# Task brief
Return each line of the records below verbatim, with nothing changed, added, or left out.
————————
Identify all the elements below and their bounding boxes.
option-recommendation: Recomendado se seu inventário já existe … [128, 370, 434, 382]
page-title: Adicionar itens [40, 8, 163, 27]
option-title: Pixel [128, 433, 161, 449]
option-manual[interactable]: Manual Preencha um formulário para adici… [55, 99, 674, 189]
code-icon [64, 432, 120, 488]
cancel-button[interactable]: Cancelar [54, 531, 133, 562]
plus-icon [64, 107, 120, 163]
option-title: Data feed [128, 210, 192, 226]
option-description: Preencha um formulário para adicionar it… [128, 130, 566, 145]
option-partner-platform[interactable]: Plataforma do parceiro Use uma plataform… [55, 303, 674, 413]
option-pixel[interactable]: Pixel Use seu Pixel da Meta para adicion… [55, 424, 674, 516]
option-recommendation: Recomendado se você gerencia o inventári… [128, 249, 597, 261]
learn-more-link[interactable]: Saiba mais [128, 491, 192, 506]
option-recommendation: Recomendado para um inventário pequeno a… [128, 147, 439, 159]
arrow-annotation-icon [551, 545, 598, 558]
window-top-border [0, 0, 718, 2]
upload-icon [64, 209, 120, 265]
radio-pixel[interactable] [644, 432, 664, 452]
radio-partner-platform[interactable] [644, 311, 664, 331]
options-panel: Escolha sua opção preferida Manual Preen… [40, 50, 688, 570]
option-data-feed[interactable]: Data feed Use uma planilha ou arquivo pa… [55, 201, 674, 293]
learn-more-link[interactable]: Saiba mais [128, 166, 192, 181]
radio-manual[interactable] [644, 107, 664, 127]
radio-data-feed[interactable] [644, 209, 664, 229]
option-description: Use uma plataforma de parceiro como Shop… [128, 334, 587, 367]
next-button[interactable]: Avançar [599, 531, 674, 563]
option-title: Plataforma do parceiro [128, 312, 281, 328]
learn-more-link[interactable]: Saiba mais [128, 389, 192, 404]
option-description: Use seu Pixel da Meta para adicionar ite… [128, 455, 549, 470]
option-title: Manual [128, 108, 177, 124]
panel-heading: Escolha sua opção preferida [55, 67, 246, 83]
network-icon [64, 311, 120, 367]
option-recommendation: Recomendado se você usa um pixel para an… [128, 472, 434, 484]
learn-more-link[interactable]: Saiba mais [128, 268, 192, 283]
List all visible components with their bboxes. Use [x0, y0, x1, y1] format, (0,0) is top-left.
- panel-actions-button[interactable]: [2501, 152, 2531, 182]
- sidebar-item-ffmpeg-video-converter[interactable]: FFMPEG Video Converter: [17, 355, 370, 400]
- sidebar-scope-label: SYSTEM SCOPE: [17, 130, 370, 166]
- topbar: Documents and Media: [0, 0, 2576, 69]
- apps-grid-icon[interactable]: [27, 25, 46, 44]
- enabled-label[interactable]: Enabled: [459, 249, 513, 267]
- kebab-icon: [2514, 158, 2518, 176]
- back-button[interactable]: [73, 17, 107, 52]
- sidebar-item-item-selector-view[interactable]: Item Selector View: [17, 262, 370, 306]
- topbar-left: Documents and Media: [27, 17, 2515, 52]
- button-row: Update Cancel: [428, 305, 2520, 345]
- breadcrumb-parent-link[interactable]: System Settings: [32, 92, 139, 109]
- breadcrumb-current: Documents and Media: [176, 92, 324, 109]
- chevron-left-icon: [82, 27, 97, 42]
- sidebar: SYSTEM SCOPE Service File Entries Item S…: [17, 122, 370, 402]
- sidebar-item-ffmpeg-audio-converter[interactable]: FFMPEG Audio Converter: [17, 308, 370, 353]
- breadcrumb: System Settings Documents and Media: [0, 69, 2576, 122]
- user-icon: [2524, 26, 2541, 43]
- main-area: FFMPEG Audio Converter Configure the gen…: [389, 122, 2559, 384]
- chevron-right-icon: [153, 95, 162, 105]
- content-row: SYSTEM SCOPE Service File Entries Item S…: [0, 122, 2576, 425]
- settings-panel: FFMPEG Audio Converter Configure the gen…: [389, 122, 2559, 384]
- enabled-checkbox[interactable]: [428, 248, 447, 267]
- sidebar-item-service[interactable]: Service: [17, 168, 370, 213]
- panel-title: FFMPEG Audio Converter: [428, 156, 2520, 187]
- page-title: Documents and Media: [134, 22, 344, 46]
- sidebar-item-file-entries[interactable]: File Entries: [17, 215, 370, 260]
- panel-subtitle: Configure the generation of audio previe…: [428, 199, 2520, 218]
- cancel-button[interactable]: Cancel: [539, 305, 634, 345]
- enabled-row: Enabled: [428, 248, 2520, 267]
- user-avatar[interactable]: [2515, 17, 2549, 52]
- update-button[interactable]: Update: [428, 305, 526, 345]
————————
# Reply to the exercise
Identify all the elements below and their bounding boxes.
option-recommendation: Recomendado se seu inventário já existe … [128, 370, 434, 382]
page-title: Adicionar itens [40, 8, 163, 27]
option-title: Pixel [128, 433, 161, 449]
option-manual[interactable]: Manual Preencha um formulário para adici… [55, 99, 674, 189]
code-icon [64, 432, 120, 488]
cancel-button[interactable]: Cancelar [54, 531, 133, 562]
plus-icon [64, 107, 120, 163]
option-title: Data feed [128, 210, 192, 226]
option-description: Preencha um formulário para adicionar it… [128, 130, 566, 145]
option-partner-platform[interactable]: Plataforma do parceiro Use uma plataform… [55, 303, 674, 413]
option-pixel[interactable]: Pixel Use seu Pixel da Meta para adicion… [55, 424, 674, 516]
option-recommendation: Recomendado se você gerencia o inventári… [128, 249, 597, 261]
learn-more-link[interactable]: Saiba mais [128, 491, 192, 506]
option-recommendation: Recomendado para um inventário pequeno a… [128, 147, 439, 159]
arrow-annotation-icon [551, 545, 598, 558]
window-top-border [0, 0, 718, 2]
upload-icon [64, 209, 120, 265]
radio-pixel[interactable] [644, 432, 664, 452]
radio-partner-platform[interactable] [644, 311, 664, 331]
options-panel: Escolha sua opção preferida Manual Preen… [40, 50, 688, 570]
option-data-feed[interactable]: Data feed Use uma planilha ou arquivo pa… [55, 201, 674, 293]
learn-more-link[interactable]: Saiba mais [128, 166, 192, 181]
radio-manual[interactable] [644, 107, 664, 127]
radio-data-feed[interactable] [644, 209, 664, 229]
option-description: Use uma plataforma de parceiro como Shop… [128, 334, 587, 367]
next-button[interactable]: Avançar [599, 531, 674, 563]
option-title: Plataforma do parceiro [128, 312, 281, 328]
learn-more-link[interactable]: Saiba mais [128, 389, 192, 404]
option-description: Use seu Pixel da Meta para adicionar ite… [128, 455, 549, 470]
option-title: Manual [128, 108, 177, 124]
panel-heading: Escolha sua opção preferida [55, 67, 246, 83]
network-icon [64, 311, 120, 367]
option-recommendation: Recomendado se você usa um pixel para an… [128, 472, 434, 484]
learn-more-link[interactable]: Saiba mais [128, 268, 192, 283]
List all visible components with their bboxes. Use [x0, y0, x1, y1] format, (0,0) is top-left.
- panel-actions-button[interactable]: [2501, 152, 2531, 182]
- sidebar-item-ffmpeg-video-converter[interactable]: FFMPEG Video Converter: [17, 355, 370, 400]
- sidebar-scope-label: SYSTEM SCOPE: [17, 130, 370, 166]
- topbar: Documents and Media: [0, 0, 2576, 69]
- apps-grid-icon[interactable]: [27, 25, 46, 44]
- enabled-label[interactable]: Enabled: [459, 249, 513, 267]
- kebab-icon: [2514, 158, 2518, 176]
- back-button[interactable]: [73, 17, 107, 52]
- sidebar-item-item-selector-view[interactable]: Item Selector View: [17, 262, 370, 306]
- topbar-left: Documents and Media: [27, 17, 2515, 52]
- button-row: Update Cancel: [428, 305, 2520, 345]
- breadcrumb-parent-link[interactable]: System Settings: [32, 92, 139, 109]
- breadcrumb-current: Documents and Media: [176, 92, 324, 109]
- chevron-left-icon: [82, 27, 97, 42]
- sidebar: SYSTEM SCOPE Service File Entries Item S…: [17, 122, 370, 402]
- sidebar-item-ffmpeg-audio-converter[interactable]: FFMPEG Audio Converter: [17, 308, 370, 353]
- breadcrumb: System Settings Documents and Media: [0, 69, 2576, 122]
- user-icon: [2524, 26, 2541, 43]
- main-area: FFMPEG Audio Converter Configure the gen…: [389, 122, 2559, 384]
- chevron-right-icon: [153, 95, 162, 105]
- content-row: SYSTEM SCOPE Service File Entries Item S…: [0, 122, 2576, 425]
- settings-panel: FFMPEG Audio Converter Configure the gen…: [389, 122, 2559, 384]
- enabled-checkbox[interactable]: [428, 248, 447, 267]
- sidebar-item-service[interactable]: Service: [17, 168, 370, 213]
- panel-title: FFMPEG Audio Converter: [428, 156, 2520, 187]
- page-title: Documents and Media: [134, 22, 344, 46]
- sidebar-item-file-entries[interactable]: File Entries: [17, 215, 370, 260]
- panel-subtitle: Configure the generation of audio previe…: [428, 199, 2520, 218]
- cancel-button[interactable]: Cancel: [539, 305, 634, 345]
- enabled-row: Enabled: [428, 248, 2520, 267]
- user-avatar[interactable]: [2515, 17, 2549, 52]
- update-button[interactable]: Update: [428, 305, 526, 345]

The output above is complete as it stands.